## [Task statement]
Below is some material; transcribe all of it exactly.

---

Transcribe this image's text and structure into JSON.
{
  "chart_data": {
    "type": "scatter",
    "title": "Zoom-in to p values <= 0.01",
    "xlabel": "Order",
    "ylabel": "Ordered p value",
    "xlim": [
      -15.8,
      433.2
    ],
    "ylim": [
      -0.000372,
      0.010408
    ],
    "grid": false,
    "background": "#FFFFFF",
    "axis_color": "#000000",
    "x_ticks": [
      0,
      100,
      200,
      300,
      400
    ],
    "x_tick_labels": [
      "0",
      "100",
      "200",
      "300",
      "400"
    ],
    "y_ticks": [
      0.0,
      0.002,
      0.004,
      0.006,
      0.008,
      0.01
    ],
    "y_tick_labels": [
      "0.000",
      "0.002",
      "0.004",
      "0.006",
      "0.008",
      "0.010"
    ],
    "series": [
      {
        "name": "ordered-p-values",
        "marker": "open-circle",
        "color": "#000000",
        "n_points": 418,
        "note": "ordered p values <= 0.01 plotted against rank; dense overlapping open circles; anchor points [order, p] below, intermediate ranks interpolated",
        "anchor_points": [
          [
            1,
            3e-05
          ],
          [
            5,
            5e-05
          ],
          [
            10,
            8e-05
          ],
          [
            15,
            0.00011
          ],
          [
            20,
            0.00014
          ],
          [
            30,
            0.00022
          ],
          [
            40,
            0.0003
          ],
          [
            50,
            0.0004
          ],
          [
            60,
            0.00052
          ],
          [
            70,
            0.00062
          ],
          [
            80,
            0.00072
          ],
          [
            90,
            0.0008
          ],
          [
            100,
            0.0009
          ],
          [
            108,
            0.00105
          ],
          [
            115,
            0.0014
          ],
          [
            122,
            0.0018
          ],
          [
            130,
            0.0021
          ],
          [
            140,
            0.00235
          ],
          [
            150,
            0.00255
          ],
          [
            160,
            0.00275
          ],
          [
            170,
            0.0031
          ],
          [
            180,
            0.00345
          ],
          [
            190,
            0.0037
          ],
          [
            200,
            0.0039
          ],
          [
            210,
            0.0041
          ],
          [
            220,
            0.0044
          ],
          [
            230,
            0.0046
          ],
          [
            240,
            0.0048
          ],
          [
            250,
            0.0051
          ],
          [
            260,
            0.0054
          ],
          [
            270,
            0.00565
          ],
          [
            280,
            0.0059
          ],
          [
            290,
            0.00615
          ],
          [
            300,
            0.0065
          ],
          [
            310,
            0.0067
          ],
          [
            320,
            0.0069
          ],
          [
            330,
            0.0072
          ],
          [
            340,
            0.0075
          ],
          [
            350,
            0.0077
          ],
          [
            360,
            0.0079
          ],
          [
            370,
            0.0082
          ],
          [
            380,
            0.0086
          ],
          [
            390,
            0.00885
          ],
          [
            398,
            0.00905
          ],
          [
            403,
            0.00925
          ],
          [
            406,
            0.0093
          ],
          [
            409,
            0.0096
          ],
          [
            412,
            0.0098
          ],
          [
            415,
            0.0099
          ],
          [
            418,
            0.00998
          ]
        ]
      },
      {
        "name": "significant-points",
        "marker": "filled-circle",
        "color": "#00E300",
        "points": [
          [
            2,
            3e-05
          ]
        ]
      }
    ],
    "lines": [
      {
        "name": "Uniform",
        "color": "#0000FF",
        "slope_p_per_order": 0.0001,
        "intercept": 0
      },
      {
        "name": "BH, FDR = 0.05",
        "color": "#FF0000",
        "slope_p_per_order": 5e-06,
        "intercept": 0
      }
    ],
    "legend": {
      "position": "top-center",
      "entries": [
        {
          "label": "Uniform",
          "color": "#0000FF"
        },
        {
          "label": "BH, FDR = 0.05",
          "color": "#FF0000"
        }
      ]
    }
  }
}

---

## [Written solution]
Transcribe this image's text and structure into JSON.
{
  "chart_data": {
    "type": "scatter",
    "title": "Zoom-in to p values <= 0.01",
    "xlabel": "Order",
    "ylabel": "Ordered p value",
    "xlim": [
      -15.8,
      433.2
    ],
    "ylim": [
      -0.000372,
      0.010408
    ],
    "grid": false,
    "background": "#FFFFFF",
    "axis_color": "#000000",
    "x_ticks": [
      0,
      100,
      200,
      300,
      400
    ],
    "x_tick_labels": [
      "0",
      "100",
      "200",
      "300",
      "400"
    ],
    "y_ticks": [
      0.0,
      0.002,
      0.004,
      0.006,
      0.008,
      0.01
    ],
    "y_tick_labels": [
      "0.000",
      "0.002",
      "0.004",
      "0.006",
      "0.008",
      "0.010"
    ],
    "series": [
      {
        "name": "ordered-p-values",
        "marker": "open-circle",
        "color": "#000000",
        "n_points": 418,
        "note": "ordered p values <= 0.01 plotted against rank; dense overlapping open circles; anchor points [order, p] below, intermediate ranks interpolated",
        "anchor_points": [
          [
            1,
            3e-05
          ],
          [
            5,
            5e-05
          ],
          [
            10,
            8e-05
          ],
          [
            15,
            0.00011
          ],
          [
            20,
            0.00014
          ],
          [
            30,
            0.00022
          ],
          [
            40,
            0.0003
          ],
          [
            50,
            0.0004
          ],
          [
            60,
            0.00052
          ],
          [
            70,
            0.00062
          ],
          [
            80,
            0.00072
          ],
          [
            90,
            0.0008
          ],
          [
            100,
            0.0009
          ],
          [
            108,
            0.00105
          ],
          [
            115,
            0.0014
          ],
          [
            122,
            0.0018
          ],
          [
            130,
            0.0021
          ],
          [
            140,
            0.00235
          ],
          [
            150,
            0.00255
          ],
          [
            160,
            0.00275
          ],
          [
            170,
            0.0031
          ],
          [
            180,
            0.00345
          ],
          [
            190,
            0.0037
          ],
          [
            200,
            0.0039
          ],
          [
            210,
            0.0041
          ],
          [
            220,
            0.0044
          ],
          [
            230,
            0.0046
          ],
          [
            240,
            0.0048
          ],
          [
            250,
            0.0051
          ],
          [
            260,
            0.0054
          ],
          [
            270,
            0.00565
          ],
          [
            280,
            0.0059
          ],
          [
            290,
            0.00615
          ],
          [
            300,
            0.0065
          ],
          [
            310,
            0.0067
          ],
          [
            320,
            0.0069
          ],
          [
            330,
            0.0072
          ],
          [
            340,
            0.0075
          ],
          [
            350,
            0.0077
          ],
          [
            360,
            0.0079
          ],
          [
            370,
            0.0082
          ],
          [
            380,
            0.0086
          ],
          [
            390,
            0.00885
          ],
          [
            398,
            0.00905
          ],
          [
            403,
            0.00925
          ],
          [
            406,
            0.0093
          ],
          [
            409,
            0.0096
          ],
          [
            412,
            0.0098
          ],
          [
            415,
            0.0099
          ],
          [
            418,
            0.00998
          ]
        ]
      },
      {
        "name": "significant-points",
        "marker": "filled-circle",
        "color": "#00E300",
        "points": [
          [
            2,
            3e-05
          ]
        ]
      }
    ],
    "lines": [
      {
        "name": "Uniform",
        "color": "#0000FF",
        "slope_p_per_order": 0.0001,
        "intercept": 0
      },
      {
        "name": "BH, FDR = 0.05",
        "color": "#FF0000",
        "slope_p_per_order": 5e-06,
        "intercept": 0
      }
    ],
    "legend": {
      "position": "top-center",
      "entries": [
        {
          "label": "Uniform",
          "color": "#0000FF"
        },
        {
          "label": "BH, FDR = 0.05",
          "color": "#FF0000"
        }
      ]
    }
  }
}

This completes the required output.